* [What you are asked to do]: Beginning with the line where "What does this" appears, retype every remaining line of the data below, both the first and last included.

Stored items from a collection
---------------
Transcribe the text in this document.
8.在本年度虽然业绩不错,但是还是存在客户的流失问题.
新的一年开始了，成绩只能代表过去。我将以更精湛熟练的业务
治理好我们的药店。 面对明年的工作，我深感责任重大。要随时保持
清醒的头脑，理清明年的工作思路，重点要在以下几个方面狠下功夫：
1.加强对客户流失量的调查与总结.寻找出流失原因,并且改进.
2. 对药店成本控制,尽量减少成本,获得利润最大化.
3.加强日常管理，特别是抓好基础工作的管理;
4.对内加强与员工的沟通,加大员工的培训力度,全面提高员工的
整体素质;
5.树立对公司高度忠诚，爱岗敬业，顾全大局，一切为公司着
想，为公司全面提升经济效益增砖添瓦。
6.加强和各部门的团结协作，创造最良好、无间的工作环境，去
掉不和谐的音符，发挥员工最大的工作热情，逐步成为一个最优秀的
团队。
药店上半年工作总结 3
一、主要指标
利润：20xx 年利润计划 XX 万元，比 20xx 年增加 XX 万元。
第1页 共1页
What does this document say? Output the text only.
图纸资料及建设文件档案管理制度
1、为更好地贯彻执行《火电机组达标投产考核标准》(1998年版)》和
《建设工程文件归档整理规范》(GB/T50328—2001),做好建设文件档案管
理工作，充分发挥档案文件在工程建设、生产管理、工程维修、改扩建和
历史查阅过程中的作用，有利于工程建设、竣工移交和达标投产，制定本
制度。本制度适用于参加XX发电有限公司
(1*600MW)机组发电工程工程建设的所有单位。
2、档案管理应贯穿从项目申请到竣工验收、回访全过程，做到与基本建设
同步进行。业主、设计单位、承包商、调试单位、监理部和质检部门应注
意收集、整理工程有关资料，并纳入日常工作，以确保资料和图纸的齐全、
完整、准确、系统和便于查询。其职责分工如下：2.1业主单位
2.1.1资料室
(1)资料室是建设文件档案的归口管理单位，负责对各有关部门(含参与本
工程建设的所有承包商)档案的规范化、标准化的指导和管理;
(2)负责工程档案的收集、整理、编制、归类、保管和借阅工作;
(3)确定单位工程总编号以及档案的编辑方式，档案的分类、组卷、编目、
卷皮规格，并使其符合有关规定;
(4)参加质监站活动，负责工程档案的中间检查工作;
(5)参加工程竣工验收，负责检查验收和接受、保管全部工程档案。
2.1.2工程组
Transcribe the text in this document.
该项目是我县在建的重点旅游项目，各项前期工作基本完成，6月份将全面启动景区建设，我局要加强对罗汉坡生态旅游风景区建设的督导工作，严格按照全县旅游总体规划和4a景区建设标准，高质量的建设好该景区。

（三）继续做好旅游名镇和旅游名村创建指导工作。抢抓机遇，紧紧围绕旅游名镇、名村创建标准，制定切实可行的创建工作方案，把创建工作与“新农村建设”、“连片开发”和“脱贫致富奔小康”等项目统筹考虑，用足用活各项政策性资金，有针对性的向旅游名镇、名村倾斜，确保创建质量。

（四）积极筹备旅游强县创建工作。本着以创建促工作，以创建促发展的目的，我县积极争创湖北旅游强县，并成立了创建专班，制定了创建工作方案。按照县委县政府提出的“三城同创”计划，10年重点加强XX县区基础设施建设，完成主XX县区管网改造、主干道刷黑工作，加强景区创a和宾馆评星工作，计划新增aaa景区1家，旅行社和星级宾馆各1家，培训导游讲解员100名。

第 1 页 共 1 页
---------------
* [Result for this exercise]:
What does this document say? Output the text only.
图纸资料及建设文件档案管理制度
1、为更好地贯彻执行《火电机组达标投产考核标准》(1998年版)》和
《建设工程文件归档整理规范》(GB/T50328—2001),做好建设文件档案管
理工作，充分发挥档案文件在工程建设、生产管理、工程维修、改扩建和
历史查阅过程中的作用，有利于工程建设、竣工移交和达标投产，制定本
制度。本制度适用于参加XX发电有限公司
(1*600MW)机组发电工程工程建设的所有单位。
2、档案管理应贯穿从项目申请到竣工验收、回访全过程，做到与基本建设
同步进行。业主、设计单位、承包商、调试单位、监理部和质检部门应注
意收集、整理工程有关资料，并纳入日常工作，以确保资料和图纸的齐全、
完整、准确、系统和便于查询。其职责分工如下：2.1业主单位
2.1.1资料室
(1)资料室是建设文件档案的归口管理单位，负责对各有关部门(含参与本
工程建设的所有承包商)档案的规范化、标准化的指导和管理;
(2)负责工程档案的收集、整理、编制、归类、保管和借阅工作;
(3)确定单位工程总编号以及档案的编辑方式，档案的分类、组卷、编目、
卷皮规格，并使其符合有关规定;
(4)参加质监站活动，负责工程档案的中间检查工作;
(5)参加工程竣工验收，负责检查验收和接受、保管全部工程档案。
2.1.2工程组
Transcribe the text in this document.
该项目是我县在建的重点旅游项目，各项前期工作基本完成，6月份将全面启动景区建设，我局要加强对罗汉坡生态旅游风景区建设的督导工作，严格按照全县旅游总体规划和4a景区建设标准，高质量的建设好该景区。

（三）继续做好旅游名镇和旅游名村创建指导工作。抢抓机遇，紧紧围绕旅游名镇、名村创建标准，制定切实可行的创建工作方案，把创建工作与“新农村建设”、“连片开发”和“脱贫致富奔小康”等项目统筹考虑，用足用活各项政策性资金，有针对性的向旅游名镇、名村倾斜，确保创建质量。

（四）积极筹备旅游强县创建工作。本着以创建促工作，以创建促发展的目的，我县积极争创湖北旅游强县，并成立了创建专班，制定了创建工作方案。按照县委县政府提出的“三城同创”计划，10年重点加强XX县区基础设施建设，完成主XX县区管网改造、主干道刷黑工作，加强景区创a和宾馆评星工作，计划新增aaa景区1家，旅行社和星级宾馆各1家，培训导游讲解员100名。

第 1 页 共 1 页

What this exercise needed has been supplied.